Transcribed page data
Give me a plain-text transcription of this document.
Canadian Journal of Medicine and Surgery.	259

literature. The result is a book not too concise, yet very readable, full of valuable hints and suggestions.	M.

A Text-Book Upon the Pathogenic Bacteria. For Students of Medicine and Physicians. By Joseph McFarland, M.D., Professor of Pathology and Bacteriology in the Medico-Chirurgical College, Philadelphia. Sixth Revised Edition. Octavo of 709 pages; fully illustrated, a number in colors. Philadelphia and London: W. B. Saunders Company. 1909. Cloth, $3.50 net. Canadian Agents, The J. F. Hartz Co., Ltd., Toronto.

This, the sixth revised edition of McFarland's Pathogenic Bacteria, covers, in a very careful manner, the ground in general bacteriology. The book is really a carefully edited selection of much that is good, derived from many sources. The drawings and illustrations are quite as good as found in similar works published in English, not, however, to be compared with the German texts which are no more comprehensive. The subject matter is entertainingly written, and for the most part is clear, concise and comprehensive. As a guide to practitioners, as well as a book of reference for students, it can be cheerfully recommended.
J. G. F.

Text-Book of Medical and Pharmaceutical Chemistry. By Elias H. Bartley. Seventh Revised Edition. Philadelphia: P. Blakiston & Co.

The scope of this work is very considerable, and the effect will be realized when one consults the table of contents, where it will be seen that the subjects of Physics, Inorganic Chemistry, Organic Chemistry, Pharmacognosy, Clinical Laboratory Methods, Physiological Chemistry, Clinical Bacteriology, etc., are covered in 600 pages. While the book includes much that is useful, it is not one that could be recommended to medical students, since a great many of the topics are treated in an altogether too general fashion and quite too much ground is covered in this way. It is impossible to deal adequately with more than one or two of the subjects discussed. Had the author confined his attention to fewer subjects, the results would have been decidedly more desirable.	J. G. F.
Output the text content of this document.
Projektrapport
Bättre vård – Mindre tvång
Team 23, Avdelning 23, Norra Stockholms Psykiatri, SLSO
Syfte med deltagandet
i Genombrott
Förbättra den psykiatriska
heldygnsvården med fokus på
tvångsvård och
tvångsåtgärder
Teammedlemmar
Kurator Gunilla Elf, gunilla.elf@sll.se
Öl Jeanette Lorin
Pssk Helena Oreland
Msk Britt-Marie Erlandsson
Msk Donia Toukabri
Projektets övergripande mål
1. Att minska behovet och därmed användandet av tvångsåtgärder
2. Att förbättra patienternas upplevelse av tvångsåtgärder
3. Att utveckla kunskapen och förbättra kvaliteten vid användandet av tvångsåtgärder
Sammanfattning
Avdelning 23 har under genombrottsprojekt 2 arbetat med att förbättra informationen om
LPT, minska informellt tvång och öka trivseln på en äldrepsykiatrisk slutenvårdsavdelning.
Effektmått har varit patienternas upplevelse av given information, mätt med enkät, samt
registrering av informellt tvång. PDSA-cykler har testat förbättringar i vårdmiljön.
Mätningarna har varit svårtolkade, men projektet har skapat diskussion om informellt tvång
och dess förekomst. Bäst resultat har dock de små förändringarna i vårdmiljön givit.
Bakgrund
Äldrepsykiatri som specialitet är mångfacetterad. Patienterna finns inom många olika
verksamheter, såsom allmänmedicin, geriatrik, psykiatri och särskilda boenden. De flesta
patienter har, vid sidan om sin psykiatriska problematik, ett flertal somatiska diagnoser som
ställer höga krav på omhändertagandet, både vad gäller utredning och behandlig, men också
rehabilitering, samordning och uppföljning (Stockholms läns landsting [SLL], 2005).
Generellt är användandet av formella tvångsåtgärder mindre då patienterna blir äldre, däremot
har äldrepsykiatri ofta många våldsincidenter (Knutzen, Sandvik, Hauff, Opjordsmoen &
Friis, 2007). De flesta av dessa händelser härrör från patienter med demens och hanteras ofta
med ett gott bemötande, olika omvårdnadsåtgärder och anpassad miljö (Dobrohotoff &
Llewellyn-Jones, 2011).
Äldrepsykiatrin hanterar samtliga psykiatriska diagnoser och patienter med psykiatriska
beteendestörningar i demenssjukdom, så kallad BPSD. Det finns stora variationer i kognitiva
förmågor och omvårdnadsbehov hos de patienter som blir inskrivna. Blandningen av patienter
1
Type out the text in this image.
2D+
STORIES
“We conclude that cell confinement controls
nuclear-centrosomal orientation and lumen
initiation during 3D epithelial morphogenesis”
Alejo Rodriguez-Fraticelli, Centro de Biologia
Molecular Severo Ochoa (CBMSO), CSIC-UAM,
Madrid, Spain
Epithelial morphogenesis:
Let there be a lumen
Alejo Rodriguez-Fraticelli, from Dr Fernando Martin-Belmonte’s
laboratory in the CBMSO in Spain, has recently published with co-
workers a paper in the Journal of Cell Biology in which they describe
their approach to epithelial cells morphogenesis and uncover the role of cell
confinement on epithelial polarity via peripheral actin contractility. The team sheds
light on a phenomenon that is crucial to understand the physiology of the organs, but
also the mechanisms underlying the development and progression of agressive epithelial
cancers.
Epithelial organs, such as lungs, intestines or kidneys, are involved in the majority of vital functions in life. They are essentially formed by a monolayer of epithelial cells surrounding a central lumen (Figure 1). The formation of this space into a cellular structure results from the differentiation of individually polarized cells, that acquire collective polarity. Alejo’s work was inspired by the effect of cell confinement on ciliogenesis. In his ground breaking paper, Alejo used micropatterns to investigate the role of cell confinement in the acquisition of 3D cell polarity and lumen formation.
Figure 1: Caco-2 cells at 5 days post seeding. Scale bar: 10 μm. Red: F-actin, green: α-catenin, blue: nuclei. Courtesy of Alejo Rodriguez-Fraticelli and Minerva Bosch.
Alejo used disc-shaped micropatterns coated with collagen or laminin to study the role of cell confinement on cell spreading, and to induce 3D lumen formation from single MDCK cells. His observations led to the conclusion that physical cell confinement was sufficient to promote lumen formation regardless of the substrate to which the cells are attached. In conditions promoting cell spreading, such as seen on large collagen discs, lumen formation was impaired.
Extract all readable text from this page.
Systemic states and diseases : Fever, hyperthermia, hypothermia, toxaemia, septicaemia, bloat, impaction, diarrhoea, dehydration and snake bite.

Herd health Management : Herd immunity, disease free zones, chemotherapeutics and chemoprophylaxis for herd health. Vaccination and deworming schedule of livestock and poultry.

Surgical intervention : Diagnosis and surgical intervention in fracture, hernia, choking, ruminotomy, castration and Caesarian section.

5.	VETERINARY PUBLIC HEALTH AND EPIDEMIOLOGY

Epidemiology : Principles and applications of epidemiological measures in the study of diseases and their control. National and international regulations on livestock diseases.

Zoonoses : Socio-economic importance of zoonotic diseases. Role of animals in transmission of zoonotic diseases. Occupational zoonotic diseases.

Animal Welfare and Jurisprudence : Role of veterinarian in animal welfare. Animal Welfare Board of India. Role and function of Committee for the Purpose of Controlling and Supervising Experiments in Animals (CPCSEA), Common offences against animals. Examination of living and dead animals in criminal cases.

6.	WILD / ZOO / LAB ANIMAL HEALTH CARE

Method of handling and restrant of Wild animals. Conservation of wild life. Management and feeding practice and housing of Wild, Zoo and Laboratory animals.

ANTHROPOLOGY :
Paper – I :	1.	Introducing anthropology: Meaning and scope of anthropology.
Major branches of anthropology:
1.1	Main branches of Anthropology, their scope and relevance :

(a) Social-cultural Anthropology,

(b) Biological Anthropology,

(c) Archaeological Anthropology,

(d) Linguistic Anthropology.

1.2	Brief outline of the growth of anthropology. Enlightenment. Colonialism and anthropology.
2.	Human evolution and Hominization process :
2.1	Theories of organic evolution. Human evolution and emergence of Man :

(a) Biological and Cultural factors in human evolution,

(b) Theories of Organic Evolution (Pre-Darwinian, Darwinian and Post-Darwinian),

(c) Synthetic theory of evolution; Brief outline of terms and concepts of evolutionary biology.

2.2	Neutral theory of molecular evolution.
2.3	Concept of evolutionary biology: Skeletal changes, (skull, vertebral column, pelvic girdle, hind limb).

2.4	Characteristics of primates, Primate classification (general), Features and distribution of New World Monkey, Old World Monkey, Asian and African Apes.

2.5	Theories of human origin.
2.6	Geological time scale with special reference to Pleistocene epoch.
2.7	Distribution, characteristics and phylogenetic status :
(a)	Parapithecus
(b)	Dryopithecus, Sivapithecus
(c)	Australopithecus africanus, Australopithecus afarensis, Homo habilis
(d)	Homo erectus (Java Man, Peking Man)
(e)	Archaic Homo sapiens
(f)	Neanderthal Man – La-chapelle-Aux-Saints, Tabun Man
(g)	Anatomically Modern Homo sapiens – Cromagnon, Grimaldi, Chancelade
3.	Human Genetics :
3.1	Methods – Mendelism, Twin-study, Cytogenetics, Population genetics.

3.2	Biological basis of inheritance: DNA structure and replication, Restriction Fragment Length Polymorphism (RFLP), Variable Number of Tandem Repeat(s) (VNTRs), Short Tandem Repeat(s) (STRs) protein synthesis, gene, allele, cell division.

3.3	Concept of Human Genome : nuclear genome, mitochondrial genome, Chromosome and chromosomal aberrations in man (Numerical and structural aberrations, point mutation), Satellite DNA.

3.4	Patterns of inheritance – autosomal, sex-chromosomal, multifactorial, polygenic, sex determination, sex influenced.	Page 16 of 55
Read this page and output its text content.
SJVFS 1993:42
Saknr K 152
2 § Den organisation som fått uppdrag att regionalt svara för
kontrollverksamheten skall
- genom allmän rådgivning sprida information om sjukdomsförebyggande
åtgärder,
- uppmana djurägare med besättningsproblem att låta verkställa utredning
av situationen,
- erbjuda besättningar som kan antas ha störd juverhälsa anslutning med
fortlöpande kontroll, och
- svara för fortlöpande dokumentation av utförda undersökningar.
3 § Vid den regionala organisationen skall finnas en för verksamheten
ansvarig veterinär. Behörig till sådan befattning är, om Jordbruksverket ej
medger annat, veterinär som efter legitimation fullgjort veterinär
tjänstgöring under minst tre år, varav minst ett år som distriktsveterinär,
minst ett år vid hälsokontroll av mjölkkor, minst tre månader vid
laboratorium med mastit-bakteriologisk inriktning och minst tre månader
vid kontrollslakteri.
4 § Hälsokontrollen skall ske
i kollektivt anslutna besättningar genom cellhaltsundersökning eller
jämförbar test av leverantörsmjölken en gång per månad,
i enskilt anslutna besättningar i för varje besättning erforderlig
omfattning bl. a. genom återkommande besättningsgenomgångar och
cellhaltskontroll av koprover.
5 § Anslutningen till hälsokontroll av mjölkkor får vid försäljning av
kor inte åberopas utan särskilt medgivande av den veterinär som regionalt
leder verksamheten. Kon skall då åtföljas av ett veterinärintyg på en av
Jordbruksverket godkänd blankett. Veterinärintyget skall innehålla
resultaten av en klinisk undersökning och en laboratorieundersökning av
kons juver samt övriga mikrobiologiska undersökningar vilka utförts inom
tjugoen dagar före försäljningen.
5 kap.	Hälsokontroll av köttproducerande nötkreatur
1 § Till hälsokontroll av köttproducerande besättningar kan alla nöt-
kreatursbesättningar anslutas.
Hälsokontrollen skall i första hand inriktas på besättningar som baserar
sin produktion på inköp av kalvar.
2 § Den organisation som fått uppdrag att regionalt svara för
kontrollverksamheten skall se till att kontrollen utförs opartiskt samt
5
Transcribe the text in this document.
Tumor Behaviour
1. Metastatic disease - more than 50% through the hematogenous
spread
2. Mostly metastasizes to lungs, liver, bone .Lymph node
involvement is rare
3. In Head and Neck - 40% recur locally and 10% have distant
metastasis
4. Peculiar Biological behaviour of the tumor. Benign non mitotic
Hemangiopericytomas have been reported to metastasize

[WHAT YOU NEED TO DO]
Which lines in the records above include the word "tvångsåtgärder"? Copy them out.

[ANSWER TO THE PROBLEM]
tvångsåtgärder
1. Att minska behovet och därmed användandet av tvångsåtgärder
2. Att förbättra patienternas upplevelse av tvångsåtgärder
3. Att utveckla kunskapen och förbättra kvaliteten vid användandet av tvångsåtgärder
Generellt är användandet av formella tvångsåtgärder mindre då patienterna blir äldre, däremot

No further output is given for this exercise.